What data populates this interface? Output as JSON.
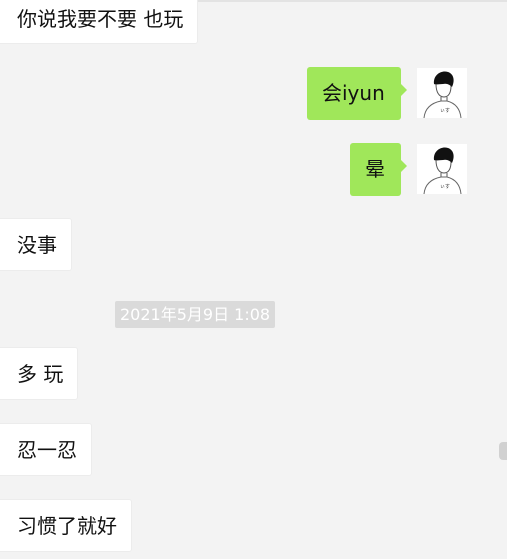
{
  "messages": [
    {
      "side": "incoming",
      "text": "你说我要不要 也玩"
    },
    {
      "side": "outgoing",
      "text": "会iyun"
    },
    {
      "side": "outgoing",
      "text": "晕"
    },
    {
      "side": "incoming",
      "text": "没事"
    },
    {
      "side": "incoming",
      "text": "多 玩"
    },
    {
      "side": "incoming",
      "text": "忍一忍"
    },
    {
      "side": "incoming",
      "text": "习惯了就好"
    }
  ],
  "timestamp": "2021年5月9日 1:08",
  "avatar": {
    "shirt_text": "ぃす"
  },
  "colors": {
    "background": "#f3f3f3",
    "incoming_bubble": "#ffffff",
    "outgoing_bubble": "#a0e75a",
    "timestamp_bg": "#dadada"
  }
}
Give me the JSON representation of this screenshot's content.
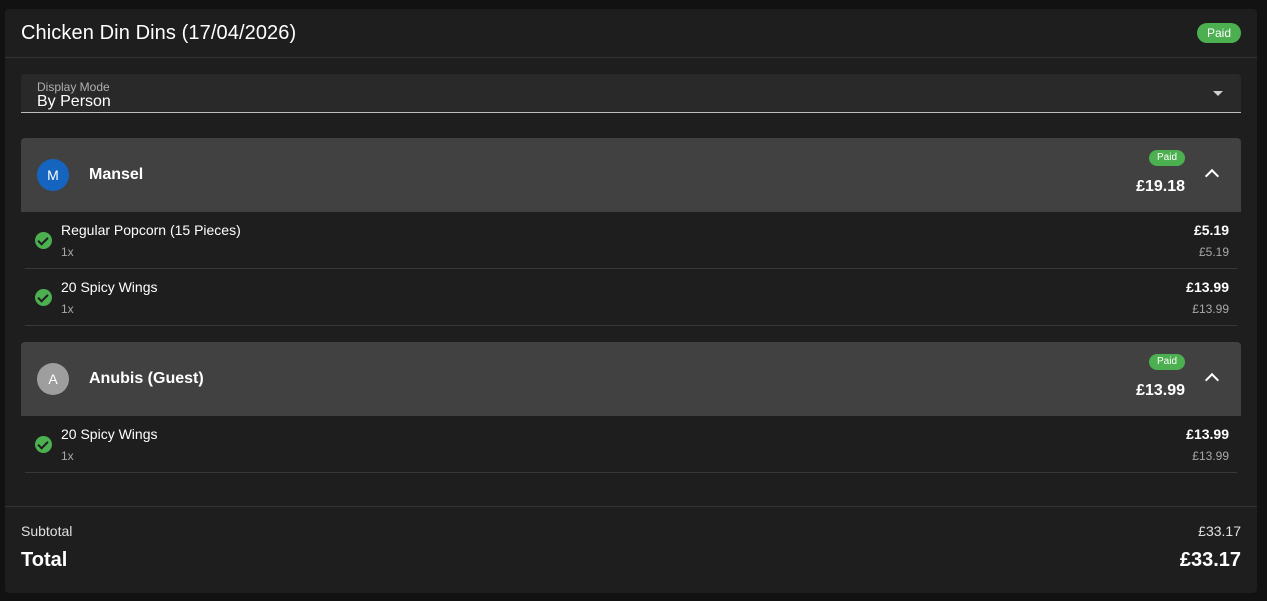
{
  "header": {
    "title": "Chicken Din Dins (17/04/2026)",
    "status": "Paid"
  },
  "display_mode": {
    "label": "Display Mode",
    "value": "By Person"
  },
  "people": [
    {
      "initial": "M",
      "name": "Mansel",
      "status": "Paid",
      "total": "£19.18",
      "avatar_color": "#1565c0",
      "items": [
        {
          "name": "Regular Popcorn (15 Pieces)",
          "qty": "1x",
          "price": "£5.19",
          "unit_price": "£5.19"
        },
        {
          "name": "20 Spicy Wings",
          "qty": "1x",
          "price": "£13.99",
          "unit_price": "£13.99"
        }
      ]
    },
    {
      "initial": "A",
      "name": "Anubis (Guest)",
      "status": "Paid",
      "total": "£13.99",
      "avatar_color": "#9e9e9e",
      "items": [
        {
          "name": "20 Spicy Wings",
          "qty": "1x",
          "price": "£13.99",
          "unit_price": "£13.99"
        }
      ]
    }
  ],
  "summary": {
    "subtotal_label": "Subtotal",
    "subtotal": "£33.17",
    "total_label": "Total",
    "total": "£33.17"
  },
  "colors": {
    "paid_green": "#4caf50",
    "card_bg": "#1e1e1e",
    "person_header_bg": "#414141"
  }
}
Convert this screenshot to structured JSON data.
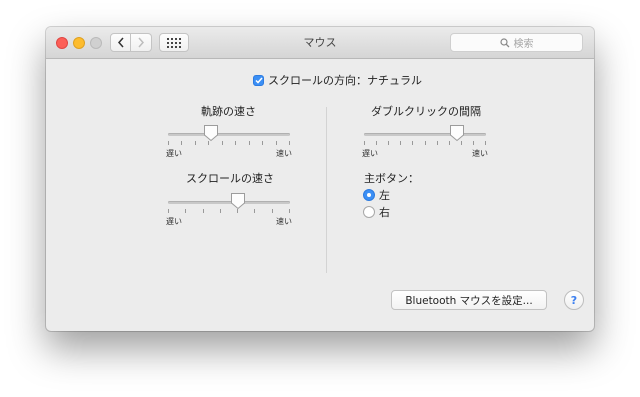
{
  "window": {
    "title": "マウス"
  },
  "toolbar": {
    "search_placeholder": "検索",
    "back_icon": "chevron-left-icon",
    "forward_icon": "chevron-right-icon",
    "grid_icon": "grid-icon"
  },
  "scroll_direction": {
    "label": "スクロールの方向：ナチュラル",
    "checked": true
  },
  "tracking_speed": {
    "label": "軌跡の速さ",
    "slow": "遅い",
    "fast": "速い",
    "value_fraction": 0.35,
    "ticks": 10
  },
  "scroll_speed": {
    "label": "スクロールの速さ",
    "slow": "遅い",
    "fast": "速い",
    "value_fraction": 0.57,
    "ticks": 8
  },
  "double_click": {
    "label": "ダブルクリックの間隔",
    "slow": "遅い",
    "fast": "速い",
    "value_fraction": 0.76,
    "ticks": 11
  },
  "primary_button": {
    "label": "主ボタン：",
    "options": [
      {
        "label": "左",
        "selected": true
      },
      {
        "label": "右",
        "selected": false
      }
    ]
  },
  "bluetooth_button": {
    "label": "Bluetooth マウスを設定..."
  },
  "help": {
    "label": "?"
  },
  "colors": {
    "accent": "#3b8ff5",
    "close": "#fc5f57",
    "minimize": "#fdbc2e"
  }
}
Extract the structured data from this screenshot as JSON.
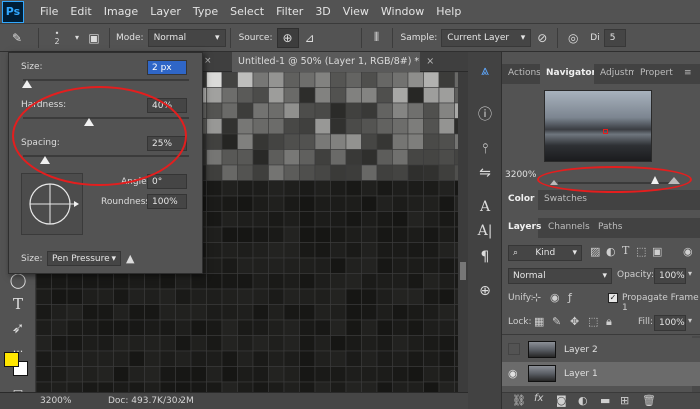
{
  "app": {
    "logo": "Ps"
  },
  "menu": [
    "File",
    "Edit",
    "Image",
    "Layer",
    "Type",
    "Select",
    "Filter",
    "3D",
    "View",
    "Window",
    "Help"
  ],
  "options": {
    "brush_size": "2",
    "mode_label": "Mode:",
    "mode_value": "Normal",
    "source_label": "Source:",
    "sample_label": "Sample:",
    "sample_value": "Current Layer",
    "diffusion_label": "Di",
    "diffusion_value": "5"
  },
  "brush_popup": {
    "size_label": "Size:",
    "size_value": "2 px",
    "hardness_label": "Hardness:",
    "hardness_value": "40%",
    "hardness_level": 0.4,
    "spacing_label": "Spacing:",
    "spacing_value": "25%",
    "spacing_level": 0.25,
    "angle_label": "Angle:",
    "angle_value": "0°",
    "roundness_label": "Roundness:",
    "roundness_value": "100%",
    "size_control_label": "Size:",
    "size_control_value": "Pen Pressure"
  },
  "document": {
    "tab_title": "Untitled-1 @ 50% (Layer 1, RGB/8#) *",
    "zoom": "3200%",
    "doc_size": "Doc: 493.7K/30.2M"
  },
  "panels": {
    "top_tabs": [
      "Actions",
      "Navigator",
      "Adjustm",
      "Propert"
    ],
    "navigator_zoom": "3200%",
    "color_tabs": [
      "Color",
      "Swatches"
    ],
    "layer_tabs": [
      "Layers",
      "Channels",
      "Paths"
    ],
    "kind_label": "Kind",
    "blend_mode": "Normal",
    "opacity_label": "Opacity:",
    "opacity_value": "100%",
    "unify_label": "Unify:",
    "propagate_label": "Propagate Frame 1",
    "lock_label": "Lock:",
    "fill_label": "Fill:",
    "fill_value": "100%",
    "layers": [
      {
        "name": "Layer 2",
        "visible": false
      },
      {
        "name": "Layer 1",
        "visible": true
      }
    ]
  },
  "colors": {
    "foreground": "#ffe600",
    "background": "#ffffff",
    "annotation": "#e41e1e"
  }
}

Job: Give an exact copy of the material, leaving out every picture.

Exercise solution:
What data populates this interface? Output as JSON.
{
  "messages": [
    {
      "side": "incoming",
      "text": "你说我要不要 也玩"
    },
    {
      "side": "outgoing",
      "text": "会iyun"
    },
    {
      "side": "outgoing",
      "text": "晕"
    },
    {
      "side": "incoming",
      "text": "没事"
    },
    {
      "side": "incoming",
      "text": "多 玩"
    },
    {
      "side": "incoming",
      "text": "忍一忍"
    },
    {
      "side": "incoming",
      "text": "习惯了就好"
    }
  ],
  "timestamp": "2021年5月9日 1:08",
  "avatar": {
    "shirt_text": "ぃす"
  },
  "colors": {
    "background": "#f3f3f3",
    "incoming_bubble": "#ffffff",
    "outgoing_bubble": "#a0e75a",
    "timestamp_bg": "#dadada"
  }
}
Give me the JSON representation of this screenshot's content.
{
  "header": {
    "title": "Chicken Din Dins (17/04/2026)",
    "status": "Paid"
  },
  "display_mode": {
    "label": "Display Mode",
    "value": "By Person"
  },
  "people": [
    {
      "initial": "M",
      "name": "Mansel",
      "status": "Paid",
      "total": "£19.18",
      "avatar_color": "#1565c0",
      "items": [
        {
          "name": "Regular Popcorn (15 Pieces)",
          "qty": "1x",
          "price": "£5.19",
          "unit_price": "£5.19"
        },
        {
          "name": "20 Spicy Wings",
          "qty": "1x",
          "price": "£13.99",
          "unit_price": "£13.99"
        }
      ]
    },
    {
      "initial": "A",
      "name": "Anubis (Guest)",
      "status": "Paid",
      "total": "£13.99",
      "avatar_color": "#9e9e9e",
      "items": [
        {
          "name": "20 Spicy Wings",
          "qty": "1x",
          "price": "£13.99",
          "unit_price": "£13.99"
        }
      ]
    }
  ],
  "summary": {
    "subtotal_label": "Subtotal",
    "subtotal": "£33.17",
    "total_label": "Total",
    "total": "£33.17"
  },
  "colors": {
    "paid_green": "#4caf50",
    "card_bg": "#1e1e1e",
    "person_header_bg": "#414141"
  }
}
Convert this screenshot to structured JSON data.
{
  "window": {
    "title": "マウス"
  },
  "toolbar": {
    "search_placeholder": "検索",
    "back_icon": "chevron-left-icon",
    "forward_icon": "chevron-right-icon",
    "grid_icon": "grid-icon"
  },
  "scroll_direction": {
    "label": "スクロールの方向：ナチュラル",
    "checked": true
  },
  "tracking_speed": {
    "label": "軌跡の速さ",
    "slow": "遅い",
    "fast": "速い",
    "value_fraction": 0.35,
    "ticks": 10
  },
  "scroll_speed": {
    "label": "スクロールの速さ",
    "slow": "遅い",
    "fast": "速い",
    "value_fraction": 0.57,
    "ticks": 8
  },
  "double_click": {
    "label": "ダブルクリックの間隔",
    "slow": "遅い",
    "fast": "速い",
    "value_fraction": 0.76,
    "ticks": 11
  },
  "primary_button": {
    "label": "主ボタン：",
    "options": [
      {
        "label": "左",
        "selected": true
      },
      {
        "label": "右",
        "selected": false
      }
    ]
  },
  "bluetooth_button": {
    "label": "Bluetooth マウスを設定..."
  },
  "help": {
    "label": "?"
  },
  "colors": {
    "accent": "#3b8ff5",
    "close": "#fc5f57",
    "minimize": "#fdbc2e"
  }
}
Extract the structured data from this screenshot as JSON.
{
  "app": {
    "logo": "Ps"
  },
  "menu": [
    "File",
    "Edit",
    "Image",
    "Layer",
    "Type",
    "Select",
    "Filter",
    "3D",
    "View",
    "Window",
    "Help"
  ],
  "options": {
    "brush_size": "2",
    "mode_label": "Mode:",
    "mode_value": "Normal",
    "source_label": "Source:",
    "sample_label": "Sample:",
    "sample_value": "Current Layer",
    "diffusion_label": "Di",
    "diffusion_value": "5"
  },
  "brush_popup": {
    "size_label": "Size:",
    "size_value": "2 px",
    "hardness_label": "Hardness:",
    "hardness_value": "40%",
    "hardness_level": 0.4,
    "spacing_label": "Spacing:",
    "spacing_value": "25%",
    "spacing_level": 0.25,
    "angle_label": "Angle:",
    "angle_value": "0°",
    "roundness_label": "Roundness:",
    "roundness_value": "100%",
    "size_control_label": "Size:",
    "size_control_value": "Pen Pressure"
  },
  "document": {
    "tab_title": "Untitled-1 @ 50% (Layer 1, RGB/8#) *",
    "zoom": "3200%",
    "doc_size": "Doc: 493.7K/30.2M"
  },
  "panels": {
    "top_tabs": [
      "Actions",
      "Navigator",
      "Adjustm",
      "Propert"
    ],
    "navigator_zoom": "3200%",
    "color_tabs": [
      "Color",
      "Swatches"
    ],
    "layer_tabs": [
      "Layers",
      "Channels",
      "Paths"
    ],
    "kind_label": "Kind",
    "blend_mode": "Normal",
    "opacity_label": "Opacity:",
    "opacity_value": "100%",
    "unify_label": "Unify:",
    "propagate_label": "Propagate Frame 1",
    "lock_label": "Lock:",
    "fill_label": "Fill:",
    "fill_value": "100%",
    "layers": [
      {
        "name": "Layer 2",
        "visible": false
      },
      {
        "name": "Layer 1",
        "visible": true
      }
    ]
  },
  "colors": {
    "foreground": "#ffe600",
    "background": "#ffffff",
    "annotation": "#e41e1e"
  }
}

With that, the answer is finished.